- **EXERCISE OBJECTIVE**
Where a line of the material contains the string "have", copy that line.

# # # # #

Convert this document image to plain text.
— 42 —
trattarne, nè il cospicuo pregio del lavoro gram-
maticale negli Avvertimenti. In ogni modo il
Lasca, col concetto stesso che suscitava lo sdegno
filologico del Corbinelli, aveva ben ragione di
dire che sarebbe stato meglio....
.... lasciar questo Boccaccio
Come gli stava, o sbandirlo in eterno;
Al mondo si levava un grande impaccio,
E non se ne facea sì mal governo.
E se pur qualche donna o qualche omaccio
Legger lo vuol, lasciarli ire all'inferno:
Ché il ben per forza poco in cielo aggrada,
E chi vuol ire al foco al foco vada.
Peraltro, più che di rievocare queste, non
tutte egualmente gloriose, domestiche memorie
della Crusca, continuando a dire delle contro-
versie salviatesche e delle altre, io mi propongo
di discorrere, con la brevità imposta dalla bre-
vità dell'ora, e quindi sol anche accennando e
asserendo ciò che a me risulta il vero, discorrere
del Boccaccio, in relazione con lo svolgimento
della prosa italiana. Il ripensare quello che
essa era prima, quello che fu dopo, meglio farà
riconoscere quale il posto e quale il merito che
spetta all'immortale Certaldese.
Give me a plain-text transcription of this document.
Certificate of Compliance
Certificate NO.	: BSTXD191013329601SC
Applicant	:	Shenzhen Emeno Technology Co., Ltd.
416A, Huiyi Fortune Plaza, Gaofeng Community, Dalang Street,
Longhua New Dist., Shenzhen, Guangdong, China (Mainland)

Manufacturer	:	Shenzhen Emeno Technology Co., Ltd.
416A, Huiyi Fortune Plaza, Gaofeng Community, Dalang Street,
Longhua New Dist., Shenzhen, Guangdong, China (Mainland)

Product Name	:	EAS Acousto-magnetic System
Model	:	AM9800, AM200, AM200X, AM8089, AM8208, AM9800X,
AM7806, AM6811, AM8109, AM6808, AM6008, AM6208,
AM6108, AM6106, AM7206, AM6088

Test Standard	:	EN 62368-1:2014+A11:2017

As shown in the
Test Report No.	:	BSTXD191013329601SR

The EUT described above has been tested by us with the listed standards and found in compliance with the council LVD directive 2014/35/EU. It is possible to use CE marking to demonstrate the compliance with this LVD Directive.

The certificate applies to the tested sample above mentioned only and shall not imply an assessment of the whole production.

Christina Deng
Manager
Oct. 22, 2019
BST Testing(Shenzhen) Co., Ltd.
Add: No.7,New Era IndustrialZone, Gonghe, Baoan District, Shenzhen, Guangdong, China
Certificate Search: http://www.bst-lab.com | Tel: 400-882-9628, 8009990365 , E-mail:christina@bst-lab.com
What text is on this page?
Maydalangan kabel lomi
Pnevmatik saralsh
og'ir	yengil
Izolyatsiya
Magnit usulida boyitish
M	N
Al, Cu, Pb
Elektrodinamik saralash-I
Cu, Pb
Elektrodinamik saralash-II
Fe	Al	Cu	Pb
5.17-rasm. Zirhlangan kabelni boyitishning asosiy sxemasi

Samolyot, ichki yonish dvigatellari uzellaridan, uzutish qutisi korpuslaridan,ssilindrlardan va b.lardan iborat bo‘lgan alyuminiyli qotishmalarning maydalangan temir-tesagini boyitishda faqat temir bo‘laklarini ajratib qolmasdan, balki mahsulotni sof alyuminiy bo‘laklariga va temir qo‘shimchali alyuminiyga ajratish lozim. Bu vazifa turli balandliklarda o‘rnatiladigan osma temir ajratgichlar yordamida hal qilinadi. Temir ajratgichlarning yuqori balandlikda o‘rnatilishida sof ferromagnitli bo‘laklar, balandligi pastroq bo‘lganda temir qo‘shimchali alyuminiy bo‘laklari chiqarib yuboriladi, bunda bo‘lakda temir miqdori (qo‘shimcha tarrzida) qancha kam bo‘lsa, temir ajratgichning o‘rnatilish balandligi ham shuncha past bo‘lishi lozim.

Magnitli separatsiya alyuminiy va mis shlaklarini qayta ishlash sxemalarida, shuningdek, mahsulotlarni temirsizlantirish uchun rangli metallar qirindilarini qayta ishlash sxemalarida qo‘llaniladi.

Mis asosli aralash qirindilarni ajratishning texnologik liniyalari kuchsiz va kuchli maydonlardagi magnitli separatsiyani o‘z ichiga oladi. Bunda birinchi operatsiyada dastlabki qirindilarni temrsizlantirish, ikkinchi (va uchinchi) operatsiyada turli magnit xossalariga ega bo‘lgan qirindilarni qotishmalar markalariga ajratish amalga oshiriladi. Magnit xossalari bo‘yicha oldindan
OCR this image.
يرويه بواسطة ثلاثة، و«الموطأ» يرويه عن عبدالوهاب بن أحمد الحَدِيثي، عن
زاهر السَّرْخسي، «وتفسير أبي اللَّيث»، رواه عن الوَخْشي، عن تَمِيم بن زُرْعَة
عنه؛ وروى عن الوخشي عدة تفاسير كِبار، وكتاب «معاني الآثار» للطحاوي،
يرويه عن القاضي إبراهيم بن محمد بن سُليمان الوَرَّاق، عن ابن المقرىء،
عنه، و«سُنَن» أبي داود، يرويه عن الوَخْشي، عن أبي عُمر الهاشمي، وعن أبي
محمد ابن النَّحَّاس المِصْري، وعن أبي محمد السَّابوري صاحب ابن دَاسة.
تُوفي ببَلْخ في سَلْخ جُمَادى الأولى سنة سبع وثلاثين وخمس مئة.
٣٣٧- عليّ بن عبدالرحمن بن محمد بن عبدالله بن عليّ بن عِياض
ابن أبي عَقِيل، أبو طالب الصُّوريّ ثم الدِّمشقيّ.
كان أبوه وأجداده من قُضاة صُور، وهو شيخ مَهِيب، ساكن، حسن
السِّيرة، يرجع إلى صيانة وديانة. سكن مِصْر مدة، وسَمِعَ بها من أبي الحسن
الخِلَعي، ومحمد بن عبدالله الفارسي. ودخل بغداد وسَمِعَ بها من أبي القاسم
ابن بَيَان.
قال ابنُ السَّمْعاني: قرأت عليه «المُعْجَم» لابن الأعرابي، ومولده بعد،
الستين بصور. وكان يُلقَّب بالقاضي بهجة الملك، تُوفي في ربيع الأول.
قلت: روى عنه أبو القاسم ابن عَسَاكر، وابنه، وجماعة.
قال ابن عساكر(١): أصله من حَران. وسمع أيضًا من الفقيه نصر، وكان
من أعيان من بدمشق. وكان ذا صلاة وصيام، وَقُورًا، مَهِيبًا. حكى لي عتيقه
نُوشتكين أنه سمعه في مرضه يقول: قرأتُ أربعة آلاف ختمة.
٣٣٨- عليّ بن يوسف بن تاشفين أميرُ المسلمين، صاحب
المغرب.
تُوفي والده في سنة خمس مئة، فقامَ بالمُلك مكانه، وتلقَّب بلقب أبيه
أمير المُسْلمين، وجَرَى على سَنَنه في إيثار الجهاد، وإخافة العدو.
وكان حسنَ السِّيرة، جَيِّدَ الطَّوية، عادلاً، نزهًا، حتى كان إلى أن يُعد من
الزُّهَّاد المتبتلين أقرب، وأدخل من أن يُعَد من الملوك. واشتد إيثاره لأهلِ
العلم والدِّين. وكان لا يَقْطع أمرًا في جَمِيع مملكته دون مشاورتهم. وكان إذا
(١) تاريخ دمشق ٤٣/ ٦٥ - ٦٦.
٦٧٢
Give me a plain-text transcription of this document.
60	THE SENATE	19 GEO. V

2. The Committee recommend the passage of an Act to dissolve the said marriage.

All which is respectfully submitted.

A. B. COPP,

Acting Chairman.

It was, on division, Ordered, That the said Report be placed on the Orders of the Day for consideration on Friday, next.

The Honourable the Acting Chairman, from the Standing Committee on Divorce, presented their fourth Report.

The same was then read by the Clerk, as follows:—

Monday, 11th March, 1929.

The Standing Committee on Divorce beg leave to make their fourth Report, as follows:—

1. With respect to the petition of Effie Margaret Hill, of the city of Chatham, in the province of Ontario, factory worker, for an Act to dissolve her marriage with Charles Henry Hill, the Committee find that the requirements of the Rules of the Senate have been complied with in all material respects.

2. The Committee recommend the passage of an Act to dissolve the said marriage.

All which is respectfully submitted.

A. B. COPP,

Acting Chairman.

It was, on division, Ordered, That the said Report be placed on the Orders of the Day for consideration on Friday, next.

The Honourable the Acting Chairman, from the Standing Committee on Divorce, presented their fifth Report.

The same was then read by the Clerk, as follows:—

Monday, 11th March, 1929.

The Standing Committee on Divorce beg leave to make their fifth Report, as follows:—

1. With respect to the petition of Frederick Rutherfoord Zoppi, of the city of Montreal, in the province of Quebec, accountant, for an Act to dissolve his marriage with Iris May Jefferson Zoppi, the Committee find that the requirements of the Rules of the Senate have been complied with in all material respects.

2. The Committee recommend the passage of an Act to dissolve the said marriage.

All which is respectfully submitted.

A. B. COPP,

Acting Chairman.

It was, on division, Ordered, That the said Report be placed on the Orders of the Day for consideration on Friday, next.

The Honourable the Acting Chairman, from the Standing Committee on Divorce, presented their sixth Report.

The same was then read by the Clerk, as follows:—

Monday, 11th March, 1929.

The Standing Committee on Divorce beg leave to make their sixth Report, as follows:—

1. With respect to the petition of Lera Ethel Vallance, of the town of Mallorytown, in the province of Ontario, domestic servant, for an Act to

# # # # #

- **FINISHED ANSWER**
1. With respect to the petition of Effie Margaret Hill, of the city of Chatham, in the province of Ontario, factory worker, for an Act to dissolve her marriage with Charles Henry Hill, the Committee find that the requirements of the Rules of the Senate have been complied with in all material respects.
1. With respect to the petition of Frederick Rutherfoord Zoppi, of the city of Montreal, in the province of Quebec, accountant, for an Act to dissolve his marriage with Iris May Jefferson Zoppi, the Committee find that the requirements of the Rules of the Senate have been complied with in all material respects.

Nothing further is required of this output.